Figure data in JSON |
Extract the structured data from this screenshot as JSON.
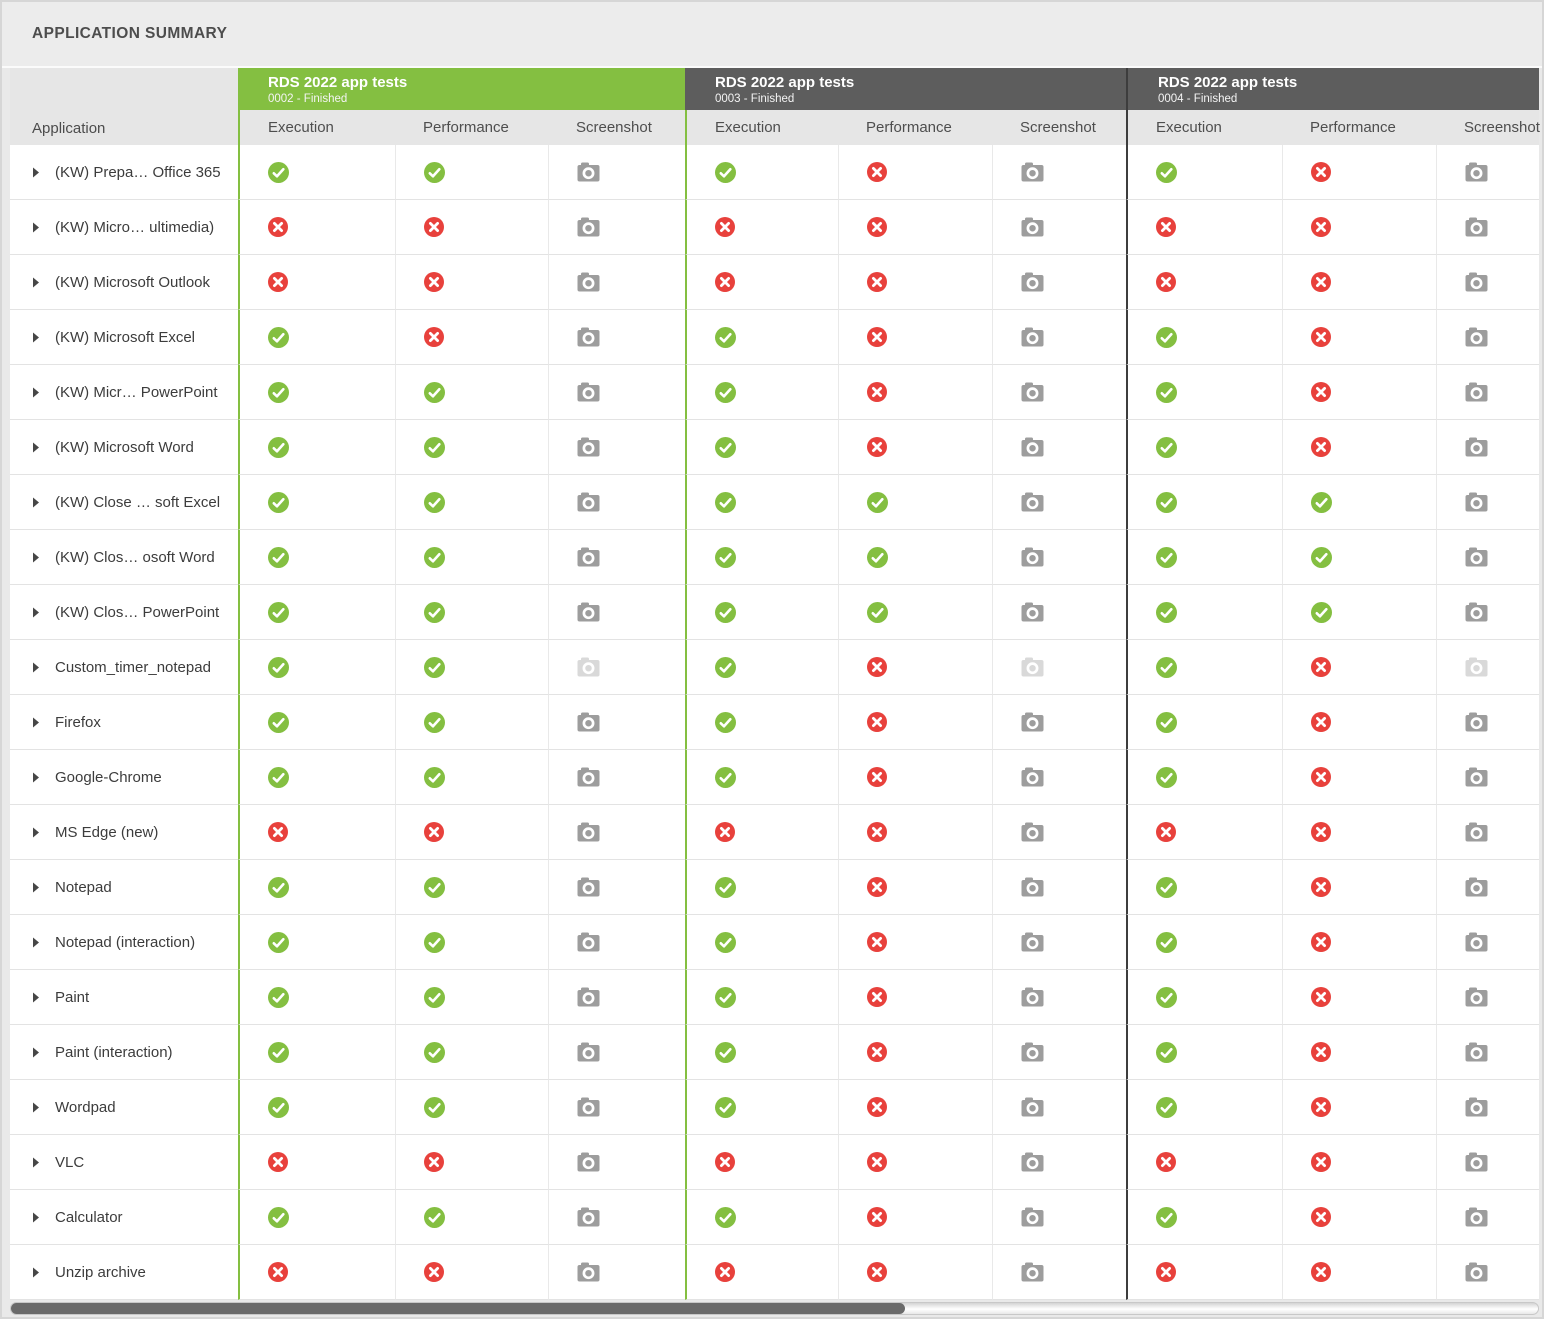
{
  "title": "APPLICATION SUMMARY",
  "colors": {
    "green": "#84bf41",
    "red": "#e8413c",
    "dark_header": "#5d5d5d",
    "camera": "#9d9d9d",
    "camera_disabled": "#d9d9d9"
  },
  "table": {
    "app_column_header": "Application",
    "groups": [
      {
        "title": "RDS 2022 app tests",
        "subtitle": "0002 - Finished",
        "state": "selected"
      },
      {
        "title": "RDS 2022 app tests",
        "subtitle": "0003 - Finished",
        "state": "normal"
      },
      {
        "title": "RDS 2022 app tests",
        "subtitle": "0004 - Finished",
        "state": "normal"
      }
    ],
    "sub_columns": [
      "Execution",
      "Performance",
      "Screenshot"
    ],
    "rows": [
      {
        "app": "(KW) Prepa… Office 365",
        "results": [
          [
            "pass",
            "pass",
            "shot"
          ],
          [
            "pass",
            "fail",
            "shot"
          ],
          [
            "pass",
            "fail",
            "shot"
          ]
        ]
      },
      {
        "app": "(KW) Micro… ultimedia)",
        "results": [
          [
            "fail",
            "fail",
            "shot"
          ],
          [
            "fail",
            "fail",
            "shot"
          ],
          [
            "fail",
            "fail",
            "shot"
          ]
        ]
      },
      {
        "app": "(KW) Microsoft Outlook",
        "results": [
          [
            "fail",
            "fail",
            "shot"
          ],
          [
            "fail",
            "fail",
            "shot"
          ],
          [
            "fail",
            "fail",
            "shot"
          ]
        ]
      },
      {
        "app": "(KW) Microsoft Excel",
        "results": [
          [
            "pass",
            "fail",
            "shot"
          ],
          [
            "pass",
            "fail",
            "shot"
          ],
          [
            "pass",
            "fail",
            "shot"
          ]
        ]
      },
      {
        "app": "(KW) Micr… PowerPoint",
        "results": [
          [
            "pass",
            "pass",
            "shot"
          ],
          [
            "pass",
            "fail",
            "shot"
          ],
          [
            "pass",
            "fail",
            "shot"
          ]
        ]
      },
      {
        "app": "(KW) Microsoft Word",
        "results": [
          [
            "pass",
            "pass",
            "shot"
          ],
          [
            "pass",
            "fail",
            "shot"
          ],
          [
            "pass",
            "fail",
            "shot"
          ]
        ]
      },
      {
        "app": "(KW) Close … soft Excel",
        "results": [
          [
            "pass",
            "pass",
            "shot"
          ],
          [
            "pass",
            "pass",
            "shot"
          ],
          [
            "pass",
            "pass",
            "shot"
          ]
        ]
      },
      {
        "app": "(KW) Clos…  osoft Word",
        "results": [
          [
            "pass",
            "pass",
            "shot"
          ],
          [
            "pass",
            "pass",
            "shot"
          ],
          [
            "pass",
            "pass",
            "shot"
          ]
        ]
      },
      {
        "app": "(KW) Clos… PowerPoint",
        "results": [
          [
            "pass",
            "pass",
            "shot"
          ],
          [
            "pass",
            "pass",
            "shot"
          ],
          [
            "pass",
            "pass",
            "shot"
          ]
        ]
      },
      {
        "app": "Custom_timer_notepad",
        "results": [
          [
            "pass",
            "pass",
            "shot_off"
          ],
          [
            "pass",
            "fail",
            "shot_off"
          ],
          [
            "pass",
            "fail",
            "shot_off"
          ]
        ]
      },
      {
        "app": "Firefox",
        "results": [
          [
            "pass",
            "pass",
            "shot"
          ],
          [
            "pass",
            "fail",
            "shot"
          ],
          [
            "pass",
            "fail",
            "shot"
          ]
        ]
      },
      {
        "app": "Google-Chrome",
        "results": [
          [
            "pass",
            "pass",
            "shot"
          ],
          [
            "pass",
            "fail",
            "shot"
          ],
          [
            "pass",
            "fail",
            "shot"
          ]
        ]
      },
      {
        "app": "MS Edge (new)",
        "results": [
          [
            "fail",
            "fail",
            "shot"
          ],
          [
            "fail",
            "fail",
            "shot"
          ],
          [
            "fail",
            "fail",
            "shot"
          ]
        ]
      },
      {
        "app": "Notepad",
        "results": [
          [
            "pass",
            "pass",
            "shot"
          ],
          [
            "pass",
            "fail",
            "shot"
          ],
          [
            "pass",
            "fail",
            "shot"
          ]
        ]
      },
      {
        "app": "Notepad (interaction)",
        "results": [
          [
            "pass",
            "pass",
            "shot"
          ],
          [
            "pass",
            "fail",
            "shot"
          ],
          [
            "pass",
            "fail",
            "shot"
          ]
        ]
      },
      {
        "app": "Paint",
        "results": [
          [
            "pass",
            "pass",
            "shot"
          ],
          [
            "pass",
            "fail",
            "shot"
          ],
          [
            "pass",
            "fail",
            "shot"
          ]
        ]
      },
      {
        "app": "Paint (interaction)",
        "results": [
          [
            "pass",
            "pass",
            "shot"
          ],
          [
            "pass",
            "fail",
            "shot"
          ],
          [
            "pass",
            "fail",
            "shot"
          ]
        ]
      },
      {
        "app": "Wordpad",
        "results": [
          [
            "pass",
            "pass",
            "shot"
          ],
          [
            "pass",
            "fail",
            "shot"
          ],
          [
            "pass",
            "fail",
            "shot"
          ]
        ]
      },
      {
        "app": "VLC",
        "results": [
          [
            "fail",
            "fail",
            "shot"
          ],
          [
            "fail",
            "fail",
            "shot"
          ],
          [
            "fail",
            "fail",
            "shot"
          ]
        ]
      },
      {
        "app": "Calculator",
        "results": [
          [
            "pass",
            "pass",
            "shot"
          ],
          [
            "pass",
            "fail",
            "shot"
          ],
          [
            "pass",
            "fail",
            "shot"
          ]
        ]
      },
      {
        "app": "Unzip archive",
        "results": [
          [
            "fail",
            "fail",
            "shot"
          ],
          [
            "fail",
            "fail",
            "shot"
          ],
          [
            "fail",
            "fail",
            "shot"
          ]
        ]
      }
    ]
  }
}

Work to be completed |
Images must not appear in the copy; reproduce everything else in the records verbatim.

Exercise response |
Extract the structured data from this screenshot as JSON.
{
  "title": "APPLICATION SUMMARY",
  "colors": {
    "green": "#84bf41",
    "red": "#e8413c",
    "dark_header": "#5d5d5d",
    "camera": "#9d9d9d",
    "camera_disabled": "#d9d9d9"
  },
  "table": {
    "app_column_header": "Application",
    "groups": [
      {
        "title": "RDS 2022 app tests",
        "subtitle": "0002 - Finished",
        "state": "selected"
      },
      {
        "title": "RDS 2022 app tests",
        "subtitle": "0003 - Finished",
        "state": "normal"
      },
      {
        "title": "RDS 2022 app tests",
        "subtitle": "0004 - Finished",
        "state": "normal"
      }
    ],
    "sub_columns": [
      "Execution",
      "Performance",
      "Screenshot"
    ],
    "rows": [
      {
        "app": "(KW) Prepa… Office 365",
        "results": [
          [
            "pass",
            "pass",
            "shot"
          ],
          [
            "pass",
            "fail",
            "shot"
          ],
          [
            "pass",
            "fail",
            "shot"
          ]
        ]
      },
      {
        "app": "(KW) Micro… ultimedia)",
        "results": [
          [
            "fail",
            "fail",
            "shot"
          ],
          [
            "fail",
            "fail",
            "shot"
          ],
          [
            "fail",
            "fail",
            "shot"
          ]
        ]
      },
      {
        "app": "(KW) Microsoft Outlook",
        "results": [
          [
            "fail",
            "fail",
            "shot"
          ],
          [
            "fail",
            "fail",
            "shot"
          ],
          [
            "fail",
            "fail",
            "shot"
          ]
        ]
      },
      {
        "app": "(KW) Microsoft Excel",
        "results": [
          [
            "pass",
            "fail",
            "shot"
          ],
          [
            "pass",
            "fail",
            "shot"
          ],
          [
            "pass",
            "fail",
            "shot"
          ]
        ]
      },
      {
        "app": "(KW) Micr… PowerPoint",
        "results": [
          [
            "pass",
            "pass",
            "shot"
          ],
          [
            "pass",
            "fail",
            "shot"
          ],
          [
            "pass",
            "fail",
            "shot"
          ]
        ]
      },
      {
        "app": "(KW) Microsoft Word",
        "results": [
          [
            "pass",
            "pass",
            "shot"
          ],
          [
            "pass",
            "fail",
            "shot"
          ],
          [
            "pass",
            "fail",
            "shot"
          ]
        ]
      },
      {
        "app": "(KW) Close … soft Excel",
        "results": [
          [
            "pass",
            "pass",
            "shot"
          ],
          [
            "pass",
            "pass",
            "shot"
          ],
          [
            "pass",
            "pass",
            "shot"
          ]
        ]
      },
      {
        "app": "(KW) Clos…  osoft Word",
        "results": [
          [
            "pass",
            "pass",
            "shot"
          ],
          [
            "pass",
            "pass",
            "shot"
          ],
          [
            "pass",
            "pass",
            "shot"
          ]
        ]
      },
      {
        "app": "(KW) Clos… PowerPoint",
        "results": [
          [
            "pass",
            "pass",
            "shot"
          ],
          [
            "pass",
            "pass",
            "shot"
          ],
          [
            "pass",
            "pass",
            "shot"
          ]
        ]
      },
      {
        "app": "Custom_timer_notepad",
        "results": [
          [
            "pass",
            "pass",
            "shot_off"
          ],
          [
            "pass",
            "fail",
            "shot_off"
          ],
          [
            "pass",
            "fail",
            "shot_off"
          ]
        ]
      },
      {
        "app": "Firefox",
        "results": [
          [
            "pass",
            "pass",
            "shot"
          ],
          [
            "pass",
            "fail",
            "shot"
          ],
          [
            "pass",
            "fail",
            "shot"
          ]
        ]
      },
      {
        "app": "Google-Chrome",
        "results": [
          [
            "pass",
            "pass",
            "shot"
          ],
          [
            "pass",
            "fail",
            "shot"
          ],
          [
            "pass",
            "fail",
            "shot"
          ]
        ]
      },
      {
        "app": "MS Edge (new)",
        "results": [
          [
            "fail",
            "fail",
            "shot"
          ],
          [
            "fail",
            "fail",
            "shot"
          ],
          [
            "fail",
            "fail",
            "shot"
          ]
        ]
      },
      {
        "app": "Notepad",
        "results": [
          [
            "pass",
            "pass",
            "shot"
          ],
          [
            "pass",
            "fail",
            "shot"
          ],
          [
            "pass",
            "fail",
            "shot"
          ]
        ]
      },
      {
        "app": "Notepad (interaction)",
        "results": [
          [
            "pass",
            "pass",
            "shot"
          ],
          [
            "pass",
            "fail",
            "shot"
          ],
          [
            "pass",
            "fail",
            "shot"
          ]
        ]
      },
      {
        "app": "Paint",
        "results": [
          [
            "pass",
            "pass",
            "shot"
          ],
          [
            "pass",
            "fail",
            "shot"
          ],
          [
            "pass",
            "fail",
            "shot"
          ]
        ]
      },
      {
        "app": "Paint (interaction)",
        "results": [
          [
            "pass",
            "pass",
            "shot"
          ],
          [
            "pass",
            "fail",
            "shot"
          ],
          [
            "pass",
            "fail",
            "shot"
          ]
        ]
      },
      {
        "app": "Wordpad",
        "results": [
          [
            "pass",
            "pass",
            "shot"
          ],
          [
            "pass",
            "fail",
            "shot"
          ],
          [
            "pass",
            "fail",
            "shot"
          ]
        ]
      },
      {
        "app": "VLC",
        "results": [
          [
            "fail",
            "fail",
            "shot"
          ],
          [
            "fail",
            "fail",
            "shot"
          ],
          [
            "fail",
            "fail",
            "shot"
          ]
        ]
      },
      {
        "app": "Calculator",
        "results": [
          [
            "pass",
            "pass",
            "shot"
          ],
          [
            "pass",
            "fail",
            "shot"
          ],
          [
            "pass",
            "fail",
            "shot"
          ]
        ]
      },
      {
        "app": "Unzip archive",
        "results": [
          [
            "fail",
            "fail",
            "shot"
          ],
          [
            "fail",
            "fail",
            "shot"
          ],
          [
            "fail",
            "fail",
            "shot"
          ]
        ]
      }
    ]
  }
}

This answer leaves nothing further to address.